-- WRITTEN EXERCISE --
Pick out all lines of the entries that include the word "собственникам" and copy them.

· · · · ·

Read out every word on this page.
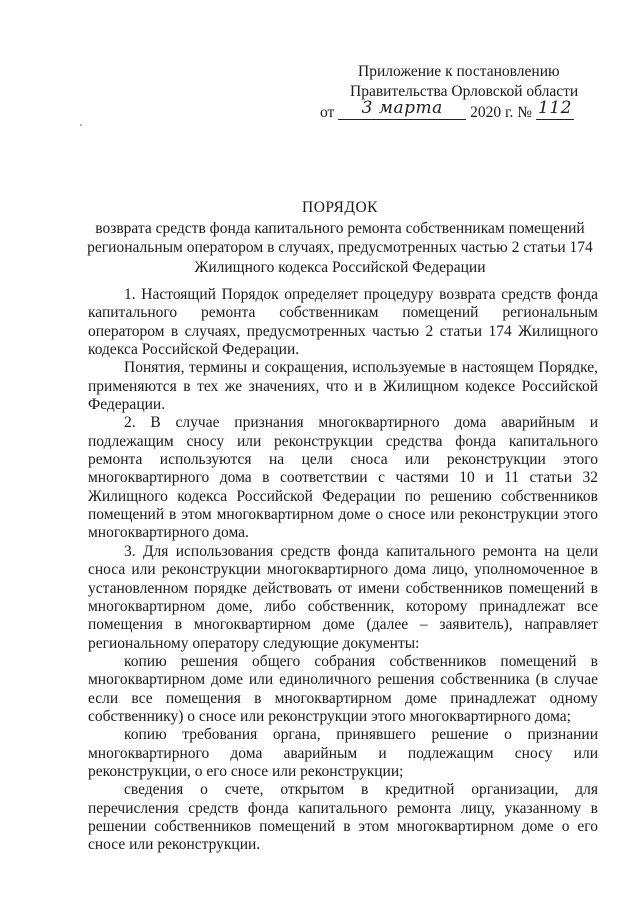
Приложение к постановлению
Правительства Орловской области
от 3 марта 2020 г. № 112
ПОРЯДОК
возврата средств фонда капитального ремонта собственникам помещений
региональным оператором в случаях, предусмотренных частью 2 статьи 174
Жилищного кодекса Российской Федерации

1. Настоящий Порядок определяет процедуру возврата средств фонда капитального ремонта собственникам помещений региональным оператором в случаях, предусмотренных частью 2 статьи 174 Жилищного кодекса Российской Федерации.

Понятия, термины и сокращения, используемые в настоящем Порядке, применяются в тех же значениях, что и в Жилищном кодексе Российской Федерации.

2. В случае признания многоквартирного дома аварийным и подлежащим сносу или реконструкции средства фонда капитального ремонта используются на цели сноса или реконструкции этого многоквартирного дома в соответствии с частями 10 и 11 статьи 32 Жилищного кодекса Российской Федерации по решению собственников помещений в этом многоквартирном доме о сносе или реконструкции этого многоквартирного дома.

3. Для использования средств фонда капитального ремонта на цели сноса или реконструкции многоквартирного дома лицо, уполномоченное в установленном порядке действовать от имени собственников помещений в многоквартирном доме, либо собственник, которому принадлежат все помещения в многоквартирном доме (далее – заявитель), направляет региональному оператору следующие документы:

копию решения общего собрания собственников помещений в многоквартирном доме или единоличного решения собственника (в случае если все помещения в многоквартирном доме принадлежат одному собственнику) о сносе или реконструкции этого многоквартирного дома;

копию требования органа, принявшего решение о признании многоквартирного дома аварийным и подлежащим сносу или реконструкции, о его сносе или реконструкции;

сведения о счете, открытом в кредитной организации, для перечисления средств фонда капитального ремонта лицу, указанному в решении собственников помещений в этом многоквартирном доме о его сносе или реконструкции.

· · · · ·

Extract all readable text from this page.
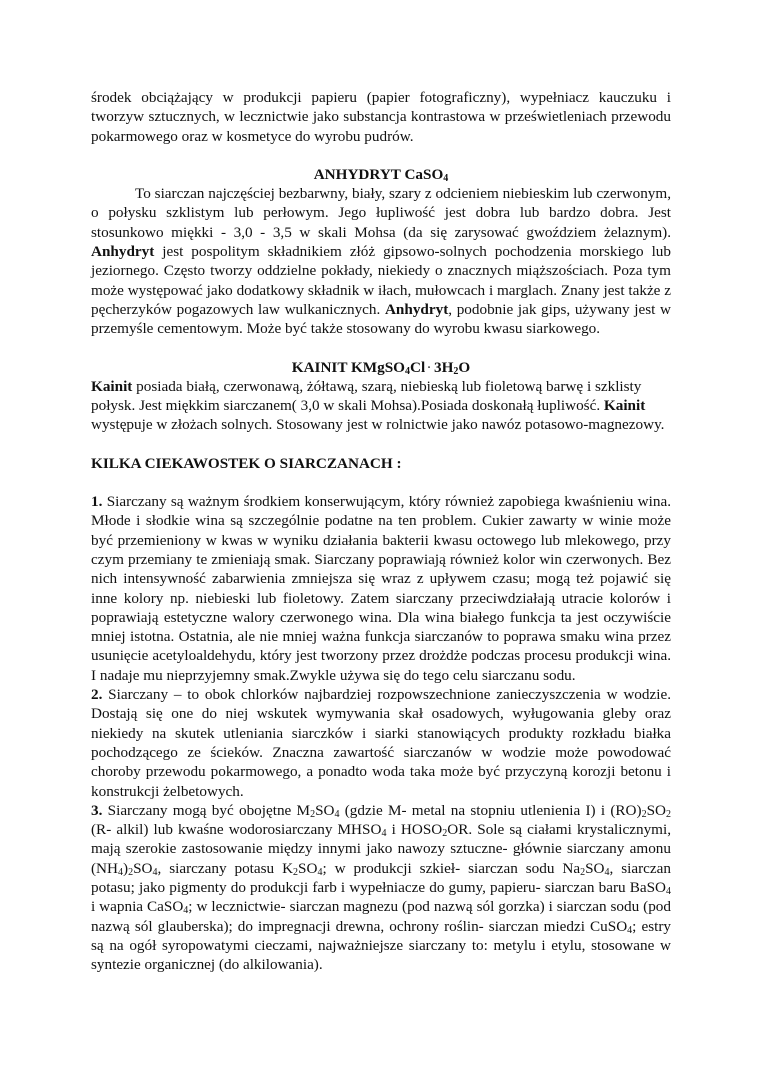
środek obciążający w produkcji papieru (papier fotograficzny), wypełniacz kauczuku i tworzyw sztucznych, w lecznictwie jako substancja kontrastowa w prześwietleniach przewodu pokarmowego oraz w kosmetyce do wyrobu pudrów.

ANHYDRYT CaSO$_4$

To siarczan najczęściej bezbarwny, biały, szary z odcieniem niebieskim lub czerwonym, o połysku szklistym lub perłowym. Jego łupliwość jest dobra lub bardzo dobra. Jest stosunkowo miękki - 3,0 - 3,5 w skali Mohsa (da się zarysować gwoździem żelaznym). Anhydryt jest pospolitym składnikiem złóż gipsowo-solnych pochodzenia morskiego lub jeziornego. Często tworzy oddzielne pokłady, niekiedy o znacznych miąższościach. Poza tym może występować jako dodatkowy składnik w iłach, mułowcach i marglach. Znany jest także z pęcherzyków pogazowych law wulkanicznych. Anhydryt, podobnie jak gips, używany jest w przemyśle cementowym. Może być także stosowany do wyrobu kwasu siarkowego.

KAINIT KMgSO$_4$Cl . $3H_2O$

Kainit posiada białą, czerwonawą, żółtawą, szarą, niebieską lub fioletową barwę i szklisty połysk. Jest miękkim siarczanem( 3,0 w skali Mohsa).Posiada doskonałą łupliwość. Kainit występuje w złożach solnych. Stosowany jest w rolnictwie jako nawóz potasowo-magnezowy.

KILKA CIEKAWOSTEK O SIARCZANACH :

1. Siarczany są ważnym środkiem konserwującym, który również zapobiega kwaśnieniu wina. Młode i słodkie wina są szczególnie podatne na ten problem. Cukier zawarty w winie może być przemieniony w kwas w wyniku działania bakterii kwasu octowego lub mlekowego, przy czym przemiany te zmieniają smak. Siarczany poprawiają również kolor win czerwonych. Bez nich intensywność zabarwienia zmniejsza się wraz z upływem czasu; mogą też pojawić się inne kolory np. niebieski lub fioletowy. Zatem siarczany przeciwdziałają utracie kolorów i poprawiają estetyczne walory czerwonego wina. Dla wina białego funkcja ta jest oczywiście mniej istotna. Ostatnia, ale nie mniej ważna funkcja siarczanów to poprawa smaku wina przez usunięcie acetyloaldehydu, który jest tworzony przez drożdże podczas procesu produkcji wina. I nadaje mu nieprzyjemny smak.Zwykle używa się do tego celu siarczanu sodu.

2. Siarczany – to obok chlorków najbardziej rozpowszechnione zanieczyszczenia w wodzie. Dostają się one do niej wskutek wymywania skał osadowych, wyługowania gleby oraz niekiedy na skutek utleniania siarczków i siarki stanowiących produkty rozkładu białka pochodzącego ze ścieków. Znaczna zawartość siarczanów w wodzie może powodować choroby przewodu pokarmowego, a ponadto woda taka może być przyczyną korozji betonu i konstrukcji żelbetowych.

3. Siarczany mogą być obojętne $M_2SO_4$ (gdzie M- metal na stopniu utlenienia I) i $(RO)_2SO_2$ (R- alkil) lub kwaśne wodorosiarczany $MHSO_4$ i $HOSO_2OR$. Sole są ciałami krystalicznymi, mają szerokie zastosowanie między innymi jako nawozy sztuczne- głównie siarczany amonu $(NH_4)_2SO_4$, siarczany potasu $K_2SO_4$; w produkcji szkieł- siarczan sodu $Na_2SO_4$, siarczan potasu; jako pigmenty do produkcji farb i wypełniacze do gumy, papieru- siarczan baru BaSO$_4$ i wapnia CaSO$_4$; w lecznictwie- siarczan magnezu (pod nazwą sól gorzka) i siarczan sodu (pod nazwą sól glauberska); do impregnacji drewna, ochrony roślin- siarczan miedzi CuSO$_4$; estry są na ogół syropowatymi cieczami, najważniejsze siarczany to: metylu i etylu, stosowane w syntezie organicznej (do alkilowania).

· · · · ·

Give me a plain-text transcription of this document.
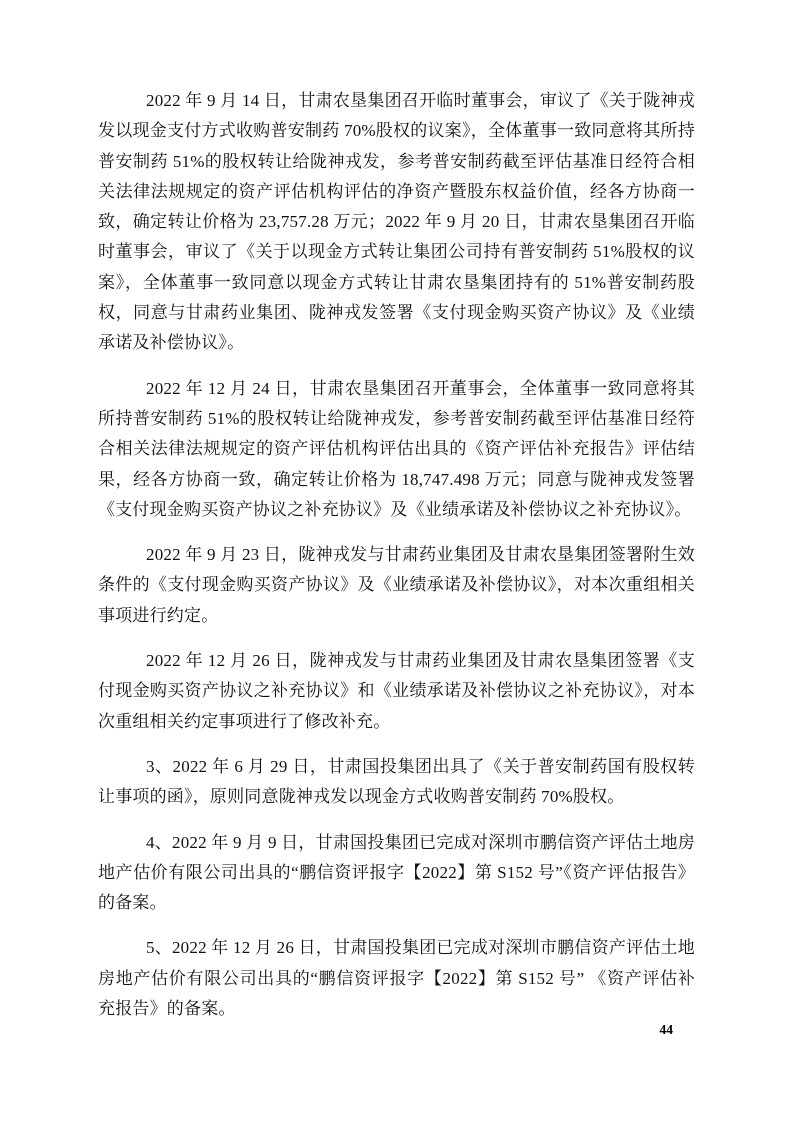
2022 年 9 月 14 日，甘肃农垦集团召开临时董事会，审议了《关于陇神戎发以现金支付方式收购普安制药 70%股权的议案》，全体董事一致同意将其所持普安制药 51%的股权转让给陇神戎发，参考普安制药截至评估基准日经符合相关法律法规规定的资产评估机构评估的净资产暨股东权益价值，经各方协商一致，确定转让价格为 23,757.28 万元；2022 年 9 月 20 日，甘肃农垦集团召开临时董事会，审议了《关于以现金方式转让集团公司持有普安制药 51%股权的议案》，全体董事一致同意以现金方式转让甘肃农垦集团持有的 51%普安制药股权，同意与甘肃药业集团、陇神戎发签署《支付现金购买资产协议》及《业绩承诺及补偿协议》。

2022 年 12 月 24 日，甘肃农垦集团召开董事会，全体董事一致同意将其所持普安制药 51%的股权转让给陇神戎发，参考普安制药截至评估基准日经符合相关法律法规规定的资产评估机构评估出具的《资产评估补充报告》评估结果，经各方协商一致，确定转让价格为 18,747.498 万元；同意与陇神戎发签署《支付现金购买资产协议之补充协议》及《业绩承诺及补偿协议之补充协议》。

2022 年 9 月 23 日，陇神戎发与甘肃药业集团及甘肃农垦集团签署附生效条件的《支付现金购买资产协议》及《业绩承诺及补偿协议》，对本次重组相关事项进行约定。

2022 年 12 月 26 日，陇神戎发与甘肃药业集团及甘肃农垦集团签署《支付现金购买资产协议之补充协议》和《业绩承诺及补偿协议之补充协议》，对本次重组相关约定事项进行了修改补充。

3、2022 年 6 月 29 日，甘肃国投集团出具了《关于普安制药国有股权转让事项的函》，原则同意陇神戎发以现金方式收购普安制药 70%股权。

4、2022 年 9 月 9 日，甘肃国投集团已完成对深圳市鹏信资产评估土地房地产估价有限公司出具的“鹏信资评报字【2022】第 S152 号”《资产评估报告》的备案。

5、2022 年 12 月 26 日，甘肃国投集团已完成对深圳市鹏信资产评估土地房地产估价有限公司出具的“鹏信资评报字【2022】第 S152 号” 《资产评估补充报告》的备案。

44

· · · · ·

-- EXERCISE SOLUTION --
возврата средств фонда капитального ремонта собственникам помещений
1. Настоящий Порядок определяет процедуру возврата средств фонда капитального ремонта собственникам помещений региональным оператором в случаях, предусмотренных частью 2 статьи 174 Жилищного кодекса Российской Федерации.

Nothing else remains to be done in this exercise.